What is needed: Reproduce the records verbatim, starting at the beginning of the records and ending at the line that contains "423, 544, 459]", with both ends included.

Supplied information:
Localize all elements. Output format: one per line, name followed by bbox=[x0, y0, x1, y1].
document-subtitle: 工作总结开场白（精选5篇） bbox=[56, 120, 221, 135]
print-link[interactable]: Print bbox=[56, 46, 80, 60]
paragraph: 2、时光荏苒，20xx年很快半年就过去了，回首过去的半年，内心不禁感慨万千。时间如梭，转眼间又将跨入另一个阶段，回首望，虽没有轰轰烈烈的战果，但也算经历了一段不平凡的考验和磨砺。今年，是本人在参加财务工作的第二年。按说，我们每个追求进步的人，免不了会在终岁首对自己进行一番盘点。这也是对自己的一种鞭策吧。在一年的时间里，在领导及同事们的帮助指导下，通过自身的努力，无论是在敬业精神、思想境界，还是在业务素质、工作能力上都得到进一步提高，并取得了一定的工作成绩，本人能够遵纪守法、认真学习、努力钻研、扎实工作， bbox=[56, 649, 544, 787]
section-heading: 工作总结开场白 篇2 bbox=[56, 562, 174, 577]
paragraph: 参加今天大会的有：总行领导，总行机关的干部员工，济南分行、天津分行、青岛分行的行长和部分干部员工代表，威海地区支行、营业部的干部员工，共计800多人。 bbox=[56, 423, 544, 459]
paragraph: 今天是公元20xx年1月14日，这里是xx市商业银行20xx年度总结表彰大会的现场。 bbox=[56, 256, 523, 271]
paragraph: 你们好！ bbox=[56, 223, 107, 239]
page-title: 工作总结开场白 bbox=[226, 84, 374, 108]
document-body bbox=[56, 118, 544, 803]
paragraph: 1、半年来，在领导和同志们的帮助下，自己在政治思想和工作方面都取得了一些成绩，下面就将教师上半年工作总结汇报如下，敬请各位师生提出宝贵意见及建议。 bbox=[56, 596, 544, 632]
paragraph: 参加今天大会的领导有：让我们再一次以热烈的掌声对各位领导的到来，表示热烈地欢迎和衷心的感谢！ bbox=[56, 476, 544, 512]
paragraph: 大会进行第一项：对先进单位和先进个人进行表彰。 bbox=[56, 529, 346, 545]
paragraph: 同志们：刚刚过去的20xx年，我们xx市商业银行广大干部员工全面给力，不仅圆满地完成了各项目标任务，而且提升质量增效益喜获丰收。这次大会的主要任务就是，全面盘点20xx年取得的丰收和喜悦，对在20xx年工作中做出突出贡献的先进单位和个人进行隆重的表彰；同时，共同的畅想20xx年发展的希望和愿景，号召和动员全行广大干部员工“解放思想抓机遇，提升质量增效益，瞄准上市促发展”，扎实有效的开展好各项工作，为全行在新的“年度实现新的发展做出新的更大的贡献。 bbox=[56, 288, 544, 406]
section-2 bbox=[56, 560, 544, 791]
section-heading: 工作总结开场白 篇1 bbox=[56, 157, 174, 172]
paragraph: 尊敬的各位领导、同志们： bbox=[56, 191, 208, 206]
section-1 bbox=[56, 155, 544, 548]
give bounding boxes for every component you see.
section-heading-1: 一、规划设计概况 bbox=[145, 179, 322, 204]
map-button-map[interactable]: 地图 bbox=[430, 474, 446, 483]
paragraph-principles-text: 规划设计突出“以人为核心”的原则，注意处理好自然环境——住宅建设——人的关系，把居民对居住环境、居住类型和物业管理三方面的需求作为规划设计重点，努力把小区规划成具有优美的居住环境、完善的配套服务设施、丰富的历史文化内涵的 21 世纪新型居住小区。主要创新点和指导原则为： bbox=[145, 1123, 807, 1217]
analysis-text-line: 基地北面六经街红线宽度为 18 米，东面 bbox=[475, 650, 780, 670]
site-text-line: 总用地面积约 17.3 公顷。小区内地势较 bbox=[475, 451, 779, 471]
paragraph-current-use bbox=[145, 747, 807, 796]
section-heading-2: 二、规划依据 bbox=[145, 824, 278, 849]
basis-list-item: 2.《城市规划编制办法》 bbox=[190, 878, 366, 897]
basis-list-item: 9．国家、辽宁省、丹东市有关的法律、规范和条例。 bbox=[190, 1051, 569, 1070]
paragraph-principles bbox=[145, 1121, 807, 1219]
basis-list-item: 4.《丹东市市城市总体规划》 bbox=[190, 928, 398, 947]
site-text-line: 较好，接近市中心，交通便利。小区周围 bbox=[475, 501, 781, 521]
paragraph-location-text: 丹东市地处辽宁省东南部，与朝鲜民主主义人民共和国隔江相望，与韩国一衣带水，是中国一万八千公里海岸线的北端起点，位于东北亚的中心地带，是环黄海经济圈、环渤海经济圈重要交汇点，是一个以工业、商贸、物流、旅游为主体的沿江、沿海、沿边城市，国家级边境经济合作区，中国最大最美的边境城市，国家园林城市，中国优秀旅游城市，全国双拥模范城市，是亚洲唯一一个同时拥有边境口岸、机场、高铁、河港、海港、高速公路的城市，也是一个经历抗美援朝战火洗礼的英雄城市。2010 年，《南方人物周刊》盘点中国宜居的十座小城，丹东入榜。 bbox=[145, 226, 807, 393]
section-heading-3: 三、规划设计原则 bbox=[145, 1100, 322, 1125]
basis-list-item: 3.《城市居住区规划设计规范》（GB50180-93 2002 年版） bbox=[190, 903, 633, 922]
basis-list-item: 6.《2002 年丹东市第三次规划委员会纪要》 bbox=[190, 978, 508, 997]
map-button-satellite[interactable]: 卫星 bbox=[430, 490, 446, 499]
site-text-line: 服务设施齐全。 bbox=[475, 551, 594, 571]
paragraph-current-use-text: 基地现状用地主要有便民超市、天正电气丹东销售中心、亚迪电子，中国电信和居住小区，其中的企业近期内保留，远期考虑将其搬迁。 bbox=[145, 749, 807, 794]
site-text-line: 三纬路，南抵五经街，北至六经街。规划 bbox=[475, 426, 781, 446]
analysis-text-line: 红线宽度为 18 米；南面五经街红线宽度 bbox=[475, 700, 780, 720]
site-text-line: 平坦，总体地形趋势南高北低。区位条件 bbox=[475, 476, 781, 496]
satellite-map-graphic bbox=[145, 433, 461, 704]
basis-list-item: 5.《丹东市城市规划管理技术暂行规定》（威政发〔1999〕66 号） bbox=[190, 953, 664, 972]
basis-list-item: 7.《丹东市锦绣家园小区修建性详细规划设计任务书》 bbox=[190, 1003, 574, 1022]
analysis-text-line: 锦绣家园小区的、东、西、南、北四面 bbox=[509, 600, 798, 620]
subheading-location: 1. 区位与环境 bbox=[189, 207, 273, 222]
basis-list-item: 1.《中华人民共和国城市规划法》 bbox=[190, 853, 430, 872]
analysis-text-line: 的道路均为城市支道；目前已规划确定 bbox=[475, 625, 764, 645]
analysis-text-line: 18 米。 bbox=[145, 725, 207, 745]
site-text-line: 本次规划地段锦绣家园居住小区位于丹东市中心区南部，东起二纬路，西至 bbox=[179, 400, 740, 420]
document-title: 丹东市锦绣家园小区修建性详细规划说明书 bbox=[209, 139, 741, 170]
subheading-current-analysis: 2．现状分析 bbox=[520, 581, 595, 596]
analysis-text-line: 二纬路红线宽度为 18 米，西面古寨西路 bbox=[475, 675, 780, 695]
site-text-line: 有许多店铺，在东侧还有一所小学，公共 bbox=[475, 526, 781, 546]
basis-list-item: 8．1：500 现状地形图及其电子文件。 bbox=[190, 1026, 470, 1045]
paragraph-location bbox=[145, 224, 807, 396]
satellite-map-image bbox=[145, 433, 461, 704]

Result:
Localize all elements. Output format: one per line, name followed by bbox=[x0, y0, x1, y1].
document-subtitle: 工作总结开场白（精选5篇） bbox=[56, 120, 221, 135]
print-link[interactable]: Print bbox=[56, 46, 80, 60]
paragraph: 2、时光荏苒，20xx年很快半年就过去了，回首过去的半年，内心不禁感慨万千。时间如梭，转眼间又将跨入另一个阶段，回首望，虽没有轰轰烈烈的战果，但也算经历了一段不平凡的考验和磨砺。今年，是本人在参加财务工作的第二年。按说，我们每个追求进步的人，免不了会在终岁首对自己进行一番盘点。这也是对自己的一种鞭策吧。在一年的时间里，在领导及同事们的帮助指导下，通过自身的努力，无论是在敬业精神、思想境界，还是在业务素质、工作能力上都得到进一步提高，并取得了一定的工作成绩，本人能够遵纪守法、认真学习、努力钻研、扎实工作， bbox=[56, 649, 544, 787]
section-heading: 工作总结开场白 篇2 bbox=[56, 562, 174, 577]
paragraph: 参加今天大会的有：总行领导，总行机关的干部员工，济南分行、天津分行、青岛分行的行长和部分干部员工代表，威海地区支行、营业部的干部员工，共计800多人。 bbox=[56, 423, 544, 459]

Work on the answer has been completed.